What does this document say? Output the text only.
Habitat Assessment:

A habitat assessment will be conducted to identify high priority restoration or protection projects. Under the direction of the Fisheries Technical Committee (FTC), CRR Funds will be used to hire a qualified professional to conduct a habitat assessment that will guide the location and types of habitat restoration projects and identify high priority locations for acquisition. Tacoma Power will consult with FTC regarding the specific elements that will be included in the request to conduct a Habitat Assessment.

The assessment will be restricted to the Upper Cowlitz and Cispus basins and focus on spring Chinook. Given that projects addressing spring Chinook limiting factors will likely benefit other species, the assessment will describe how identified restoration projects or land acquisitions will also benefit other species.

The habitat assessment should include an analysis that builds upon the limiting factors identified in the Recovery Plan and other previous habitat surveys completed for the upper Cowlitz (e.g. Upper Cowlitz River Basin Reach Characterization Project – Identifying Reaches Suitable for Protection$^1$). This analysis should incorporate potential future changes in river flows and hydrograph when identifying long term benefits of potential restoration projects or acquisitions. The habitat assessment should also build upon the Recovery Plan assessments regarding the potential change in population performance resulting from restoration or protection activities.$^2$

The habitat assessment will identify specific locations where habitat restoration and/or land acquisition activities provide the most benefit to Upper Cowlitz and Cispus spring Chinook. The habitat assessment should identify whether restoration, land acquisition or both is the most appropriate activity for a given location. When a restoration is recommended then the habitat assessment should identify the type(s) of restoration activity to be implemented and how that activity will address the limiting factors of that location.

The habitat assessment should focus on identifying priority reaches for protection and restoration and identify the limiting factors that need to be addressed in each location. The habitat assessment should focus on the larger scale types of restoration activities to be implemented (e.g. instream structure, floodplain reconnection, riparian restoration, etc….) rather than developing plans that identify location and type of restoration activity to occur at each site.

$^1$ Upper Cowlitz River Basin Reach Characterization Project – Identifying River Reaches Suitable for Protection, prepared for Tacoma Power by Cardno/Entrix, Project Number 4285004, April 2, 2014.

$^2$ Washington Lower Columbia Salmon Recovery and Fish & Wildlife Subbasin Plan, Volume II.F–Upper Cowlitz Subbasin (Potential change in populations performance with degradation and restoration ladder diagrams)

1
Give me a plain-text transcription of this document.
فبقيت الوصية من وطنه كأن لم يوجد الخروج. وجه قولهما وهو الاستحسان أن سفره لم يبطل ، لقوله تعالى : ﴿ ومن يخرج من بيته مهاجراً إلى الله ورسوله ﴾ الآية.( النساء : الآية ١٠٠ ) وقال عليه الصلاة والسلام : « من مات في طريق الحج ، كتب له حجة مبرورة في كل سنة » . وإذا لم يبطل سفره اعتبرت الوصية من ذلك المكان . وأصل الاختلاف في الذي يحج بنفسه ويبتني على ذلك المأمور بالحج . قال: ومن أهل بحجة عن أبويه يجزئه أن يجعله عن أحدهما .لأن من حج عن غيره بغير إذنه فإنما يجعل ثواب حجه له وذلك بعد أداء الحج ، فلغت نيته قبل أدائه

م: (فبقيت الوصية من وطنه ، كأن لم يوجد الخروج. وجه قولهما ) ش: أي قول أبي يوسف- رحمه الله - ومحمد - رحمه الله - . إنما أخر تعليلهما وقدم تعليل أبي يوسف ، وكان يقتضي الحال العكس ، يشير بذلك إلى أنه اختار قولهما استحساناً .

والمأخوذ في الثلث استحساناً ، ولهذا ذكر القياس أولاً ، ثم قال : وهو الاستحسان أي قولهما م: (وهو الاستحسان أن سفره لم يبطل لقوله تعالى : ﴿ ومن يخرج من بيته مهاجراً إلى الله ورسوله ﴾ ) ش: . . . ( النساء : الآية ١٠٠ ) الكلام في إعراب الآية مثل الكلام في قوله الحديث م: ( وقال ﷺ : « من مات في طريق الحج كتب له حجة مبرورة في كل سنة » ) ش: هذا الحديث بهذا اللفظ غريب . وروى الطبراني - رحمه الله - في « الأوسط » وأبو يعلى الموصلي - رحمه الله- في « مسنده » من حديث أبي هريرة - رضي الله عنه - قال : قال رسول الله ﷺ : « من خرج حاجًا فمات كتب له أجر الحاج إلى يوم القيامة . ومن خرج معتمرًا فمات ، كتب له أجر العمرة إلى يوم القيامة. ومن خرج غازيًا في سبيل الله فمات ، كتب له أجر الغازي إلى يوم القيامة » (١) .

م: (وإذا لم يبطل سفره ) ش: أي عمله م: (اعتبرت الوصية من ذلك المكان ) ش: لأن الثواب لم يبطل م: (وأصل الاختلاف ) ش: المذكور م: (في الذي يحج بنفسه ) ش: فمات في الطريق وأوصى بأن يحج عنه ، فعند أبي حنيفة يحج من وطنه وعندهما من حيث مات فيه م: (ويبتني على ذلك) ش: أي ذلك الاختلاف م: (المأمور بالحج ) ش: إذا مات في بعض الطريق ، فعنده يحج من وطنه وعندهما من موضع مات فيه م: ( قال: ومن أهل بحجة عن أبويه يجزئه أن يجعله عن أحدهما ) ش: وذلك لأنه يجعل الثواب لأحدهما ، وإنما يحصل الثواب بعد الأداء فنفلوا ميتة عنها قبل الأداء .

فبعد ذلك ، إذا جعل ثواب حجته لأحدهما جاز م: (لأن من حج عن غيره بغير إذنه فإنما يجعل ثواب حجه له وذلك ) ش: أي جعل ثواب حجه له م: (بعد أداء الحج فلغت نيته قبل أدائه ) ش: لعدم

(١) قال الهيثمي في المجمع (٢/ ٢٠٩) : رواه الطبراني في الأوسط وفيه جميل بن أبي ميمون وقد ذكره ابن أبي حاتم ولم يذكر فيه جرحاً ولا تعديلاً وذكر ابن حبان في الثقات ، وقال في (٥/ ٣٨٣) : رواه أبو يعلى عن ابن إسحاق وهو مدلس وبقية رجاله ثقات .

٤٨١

**WHAT THE TASK ASKS:** Transcribe the full listing above without leaving anything out.

**RESPONSE TO THE TASK:**
What does this document say? Output the text only.
Habitat Assessment:

A habitat assessment will be conducted to identify high priority restoration or protection projects. Under the direction of the Fisheries Technical Committee (FTC), CRR Funds will be used to hire a qualified professional to conduct a habitat assessment that will guide the location and types of habitat restoration projects and identify high priority locations for acquisition. Tacoma Power will consult with FTC regarding the specific elements that will be included in the request to conduct a Habitat Assessment.

The assessment will be restricted to the Upper Cowlitz and Cispus basins and focus on spring Chinook. Given that projects addressing spring Chinook limiting factors will likely benefit other species, the assessment will describe how identified restoration projects or land acquisitions will also benefit other species.

The habitat assessment should include an analysis that builds upon the limiting factors identified in the Recovery Plan and other previous habitat surveys completed for the upper Cowlitz (e.g. Upper Cowlitz River Basin Reach Characterization Project – Identifying Reaches Suitable for Protection$^1$). This analysis should incorporate potential future changes in river flows and hydrograph when identifying long term benefits of potential restoration projects or acquisitions. The habitat assessment should also build upon the Recovery Plan assessments regarding the potential change in population performance resulting from restoration or protection activities.$^2$

The habitat assessment will identify specific locations where habitat restoration and/or land acquisition activities provide the most benefit to Upper Cowlitz and Cispus spring Chinook. The habitat assessment should identify whether restoration, land acquisition or both is the most appropriate activity for a given location. When a restoration is recommended then the habitat assessment should identify the type(s) of restoration activity to be implemented and how that activity will address the limiting factors of that location.

The habitat assessment should focus on identifying priority reaches for protection and restoration and identify the limiting factors that need to be addressed in each location. The habitat assessment should focus on the larger scale types of restoration activities to be implemented (e.g. instream structure, floodplain reconnection, riparian restoration, etc….) rather than developing plans that identify location and type of restoration activity to occur at each site.

$^1$ Upper Cowlitz River Basin Reach Characterization Project – Identifying River Reaches Suitable for Protection, prepared for Tacoma Power by Cardno/Entrix, Project Number 4285004, April 2, 2014.

$^2$ Washington Lower Columbia Salmon Recovery and Fish & Wildlife Subbasin Plan, Volume II.F–Upper Cowlitz Subbasin (Potential change in populations performance with degradation and restoration ladder diagrams)

1
Give me a plain-text transcription of this document.
فبقيت الوصية من وطنه كأن لم يوجد الخروج. وجه قولهما وهو الاستحسان أن سفره لم يبطل ، لقوله تعالى : ﴿ ومن يخرج من بيته مهاجراً إلى الله ورسوله ﴾ الآية.( النساء : الآية ١٠٠ ) وقال عليه الصلاة والسلام : « من مات في طريق الحج ، كتب له حجة مبرورة في كل سنة » . وإذا لم يبطل سفره اعتبرت الوصية من ذلك المكان . وأصل الاختلاف في الذي يحج بنفسه ويبتني على ذلك المأمور بالحج . قال: ومن أهل بحجة عن أبويه يجزئه أن يجعله عن أحدهما .لأن من حج عن غيره بغير إذنه فإنما يجعل ثواب حجه له وذلك بعد أداء الحج ، فلغت نيته قبل أدائه

م: (فبقيت الوصية من وطنه ، كأن لم يوجد الخروج. وجه قولهما ) ش: أي قول أبي يوسف- رحمه الله - ومحمد - رحمه الله - . إنما أخر تعليلهما وقدم تعليل أبي يوسف ، وكان يقتضي الحال العكس ، يشير بذلك إلى أنه اختار قولهما استحساناً .

والمأخوذ في الثلث استحساناً ، ولهذا ذكر القياس أولاً ، ثم قال : وهو الاستحسان أي قولهما م: (وهو الاستحسان أن سفره لم يبطل لقوله تعالى : ﴿ ومن يخرج من بيته مهاجراً إلى الله ورسوله ﴾ ) ش: . . . ( النساء : الآية ١٠٠ ) الكلام في إعراب الآية مثل الكلام في قوله الحديث م: ( وقال ﷺ : « من مات في طريق الحج كتب له حجة مبرورة في كل سنة » ) ش: هذا الحديث بهذا اللفظ غريب . وروى الطبراني - رحمه الله - في « الأوسط » وأبو يعلى الموصلي - رحمه الله- في « مسنده » من حديث أبي هريرة - رضي الله عنه - قال : قال رسول الله ﷺ : « من خرج حاجًا فمات كتب له أجر الحاج إلى يوم القيامة . ومن خرج معتمرًا فمات ، كتب له أجر العمرة إلى يوم القيامة. ومن خرج غازيًا في سبيل الله فمات ، كتب له أجر الغازي إلى يوم القيامة » (١) .

م: (وإذا لم يبطل سفره ) ش: أي عمله م: (اعتبرت الوصية من ذلك المكان ) ش: لأن الثواب لم يبطل م: (وأصل الاختلاف ) ش: المذكور م: (في الذي يحج بنفسه ) ش: فمات في الطريق وأوصى بأن يحج عنه ، فعند أبي حنيفة يحج من وطنه وعندهما من حيث مات فيه م: (ويبتني على ذلك) ش: أي ذلك الاختلاف م: (المأمور بالحج ) ش: إذا مات في بعض الطريق ، فعنده يحج من وطنه وعندهما من موضع مات فيه م: ( قال: ومن أهل بحجة عن أبويه يجزئه أن يجعله عن أحدهما ) ش: وذلك لأنه يجعل الثواب لأحدهما ، وإنما يحصل الثواب بعد الأداء فنفلوا ميتة عنها قبل الأداء .

فبعد ذلك ، إذا جعل ثواب حجته لأحدهما جاز م: (لأن من حج عن غيره بغير إذنه فإنما يجعل ثواب حجه له وذلك ) ش: أي جعل ثواب حجه له م: (بعد أداء الحج فلغت نيته قبل أدائه ) ش: لعدم

(١) قال الهيثمي في المجمع (٢/ ٢٠٩) : رواه الطبراني في الأوسط وفيه جميل بن أبي ميمون وقد ذكره ابن أبي حاتم ولم يذكر فيه جرحاً ولا تعديلاً وذكر ابن حبان في الثقات ، وقال في (٥/ ٣٨٣) : رواه أبو يعلى عن ابن إسحاق وهو مدلس وبقية رجاله ثقات .

٤٨١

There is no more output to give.